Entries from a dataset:
================================

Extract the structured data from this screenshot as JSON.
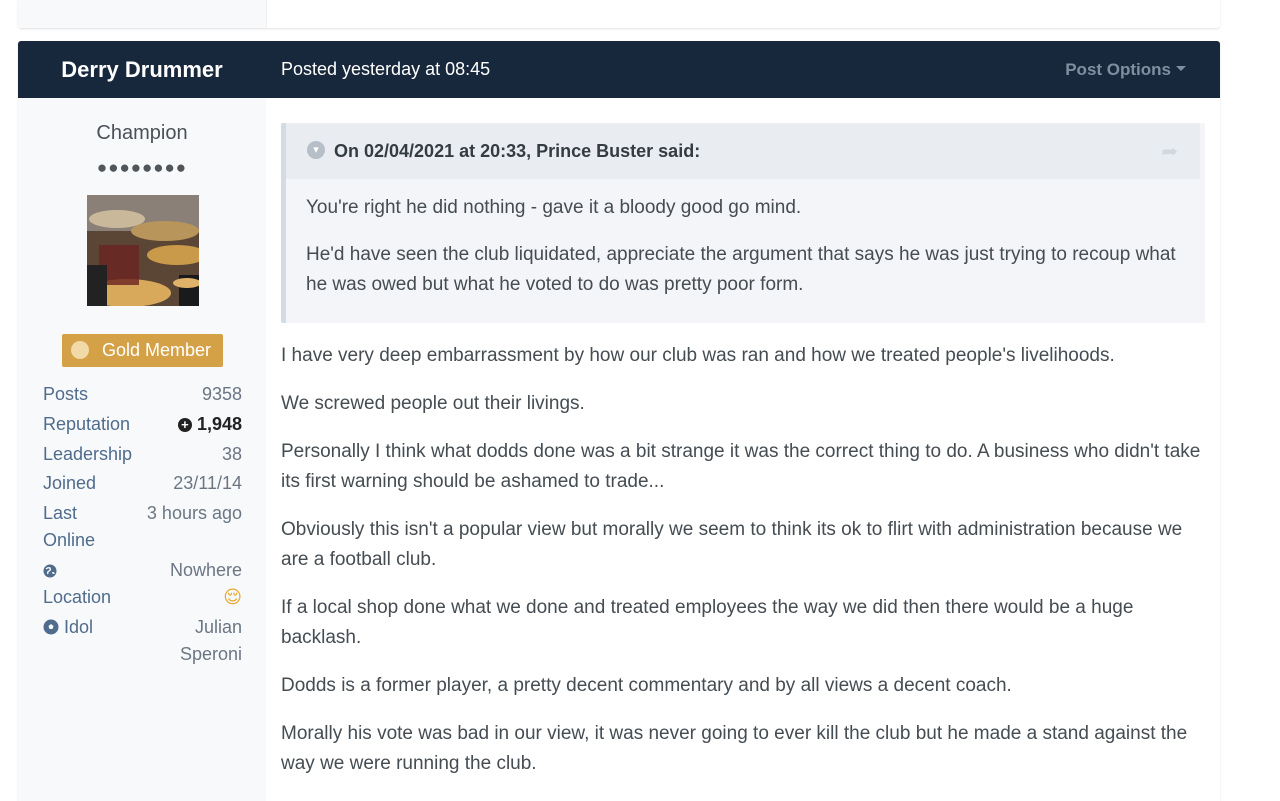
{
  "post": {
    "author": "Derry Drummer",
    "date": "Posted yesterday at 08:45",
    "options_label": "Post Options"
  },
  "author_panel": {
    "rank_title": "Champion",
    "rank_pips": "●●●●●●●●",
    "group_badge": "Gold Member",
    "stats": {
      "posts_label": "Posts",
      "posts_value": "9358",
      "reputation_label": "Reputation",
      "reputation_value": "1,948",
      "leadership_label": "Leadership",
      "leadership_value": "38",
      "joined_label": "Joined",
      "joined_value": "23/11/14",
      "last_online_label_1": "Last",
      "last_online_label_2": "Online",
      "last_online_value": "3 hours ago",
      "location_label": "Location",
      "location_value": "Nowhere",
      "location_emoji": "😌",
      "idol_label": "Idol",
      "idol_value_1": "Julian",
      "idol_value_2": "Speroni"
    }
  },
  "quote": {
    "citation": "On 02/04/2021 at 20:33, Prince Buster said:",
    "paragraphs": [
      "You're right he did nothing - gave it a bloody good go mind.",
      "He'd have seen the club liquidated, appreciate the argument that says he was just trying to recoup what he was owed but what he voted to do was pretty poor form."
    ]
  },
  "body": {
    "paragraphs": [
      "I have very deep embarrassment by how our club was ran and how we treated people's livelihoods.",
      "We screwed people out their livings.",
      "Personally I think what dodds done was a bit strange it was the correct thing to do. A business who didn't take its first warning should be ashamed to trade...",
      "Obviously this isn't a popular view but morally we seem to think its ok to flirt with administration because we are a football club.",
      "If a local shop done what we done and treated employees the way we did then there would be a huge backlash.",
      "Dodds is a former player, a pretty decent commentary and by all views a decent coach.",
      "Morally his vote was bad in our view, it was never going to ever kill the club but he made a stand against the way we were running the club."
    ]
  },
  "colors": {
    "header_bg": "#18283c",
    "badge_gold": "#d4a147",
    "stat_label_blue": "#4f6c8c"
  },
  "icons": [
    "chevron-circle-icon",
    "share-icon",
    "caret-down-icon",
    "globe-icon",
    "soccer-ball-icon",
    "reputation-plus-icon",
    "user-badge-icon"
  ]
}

================================

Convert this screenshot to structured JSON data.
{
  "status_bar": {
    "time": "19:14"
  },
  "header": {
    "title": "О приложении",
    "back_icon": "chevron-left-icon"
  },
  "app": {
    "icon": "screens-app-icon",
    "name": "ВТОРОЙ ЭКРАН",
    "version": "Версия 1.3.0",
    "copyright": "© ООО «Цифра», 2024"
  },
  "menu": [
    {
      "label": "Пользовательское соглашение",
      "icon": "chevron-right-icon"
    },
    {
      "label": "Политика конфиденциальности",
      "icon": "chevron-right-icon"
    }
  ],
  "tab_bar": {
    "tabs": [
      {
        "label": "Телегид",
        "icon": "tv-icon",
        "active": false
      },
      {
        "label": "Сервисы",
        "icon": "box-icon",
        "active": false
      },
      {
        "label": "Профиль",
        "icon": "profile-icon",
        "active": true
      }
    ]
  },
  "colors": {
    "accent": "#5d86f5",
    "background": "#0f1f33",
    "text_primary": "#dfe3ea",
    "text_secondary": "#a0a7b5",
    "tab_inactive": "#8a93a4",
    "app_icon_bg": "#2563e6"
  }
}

================================

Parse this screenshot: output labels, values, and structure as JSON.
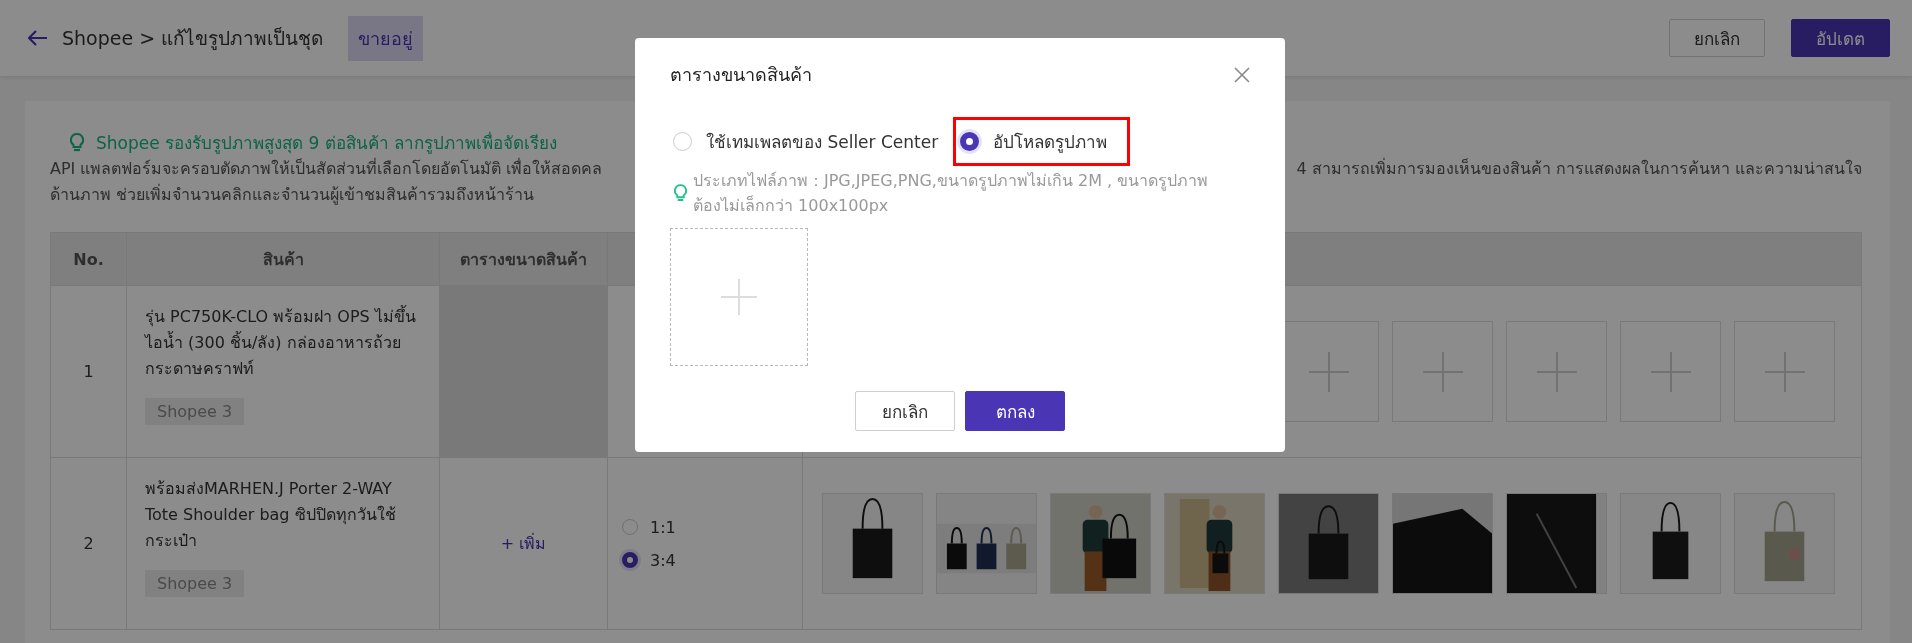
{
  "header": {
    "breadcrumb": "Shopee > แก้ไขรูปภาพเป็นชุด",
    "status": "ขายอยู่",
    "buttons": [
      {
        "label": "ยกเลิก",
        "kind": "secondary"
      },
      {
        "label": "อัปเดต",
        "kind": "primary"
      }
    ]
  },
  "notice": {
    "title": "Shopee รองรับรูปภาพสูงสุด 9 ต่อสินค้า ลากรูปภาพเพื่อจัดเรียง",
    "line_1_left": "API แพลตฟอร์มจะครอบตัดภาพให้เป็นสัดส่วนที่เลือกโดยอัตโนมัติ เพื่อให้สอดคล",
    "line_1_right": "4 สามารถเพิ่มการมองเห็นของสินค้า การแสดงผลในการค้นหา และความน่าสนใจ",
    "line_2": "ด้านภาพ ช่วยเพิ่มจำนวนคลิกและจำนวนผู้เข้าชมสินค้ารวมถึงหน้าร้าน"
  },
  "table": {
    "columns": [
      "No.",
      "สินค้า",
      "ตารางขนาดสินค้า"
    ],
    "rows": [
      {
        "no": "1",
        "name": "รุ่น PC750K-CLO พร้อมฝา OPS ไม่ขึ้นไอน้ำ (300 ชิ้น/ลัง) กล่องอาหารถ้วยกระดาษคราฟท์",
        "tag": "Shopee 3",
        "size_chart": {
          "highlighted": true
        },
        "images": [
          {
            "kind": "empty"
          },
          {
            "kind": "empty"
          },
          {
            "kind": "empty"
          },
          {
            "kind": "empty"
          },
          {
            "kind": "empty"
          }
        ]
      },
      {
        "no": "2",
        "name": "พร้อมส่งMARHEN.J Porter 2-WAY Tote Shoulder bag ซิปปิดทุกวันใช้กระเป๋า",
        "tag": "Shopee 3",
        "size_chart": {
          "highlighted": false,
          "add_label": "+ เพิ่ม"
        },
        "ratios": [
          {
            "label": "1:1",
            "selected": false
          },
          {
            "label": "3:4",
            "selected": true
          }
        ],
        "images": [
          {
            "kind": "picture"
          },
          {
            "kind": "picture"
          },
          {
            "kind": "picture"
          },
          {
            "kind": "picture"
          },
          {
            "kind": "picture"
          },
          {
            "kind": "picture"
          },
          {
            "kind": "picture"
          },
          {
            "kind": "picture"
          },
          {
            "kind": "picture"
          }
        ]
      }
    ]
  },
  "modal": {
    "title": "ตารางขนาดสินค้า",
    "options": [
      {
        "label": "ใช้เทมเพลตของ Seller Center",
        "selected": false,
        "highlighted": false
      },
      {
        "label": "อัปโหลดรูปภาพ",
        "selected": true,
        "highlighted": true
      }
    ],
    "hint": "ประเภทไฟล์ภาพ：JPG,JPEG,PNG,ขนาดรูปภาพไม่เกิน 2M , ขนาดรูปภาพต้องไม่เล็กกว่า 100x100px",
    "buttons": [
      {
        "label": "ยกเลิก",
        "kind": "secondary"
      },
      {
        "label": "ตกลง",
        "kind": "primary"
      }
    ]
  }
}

================================

#### What is needed
Copy each line of the preceding data that contains the string "JSON".

#### Solution to this task
Extract the structured data from this screenshot as JSON.
Convert this screenshot to structured JSON data.
Parse this screenshot: output labels, values, and structure as JSON.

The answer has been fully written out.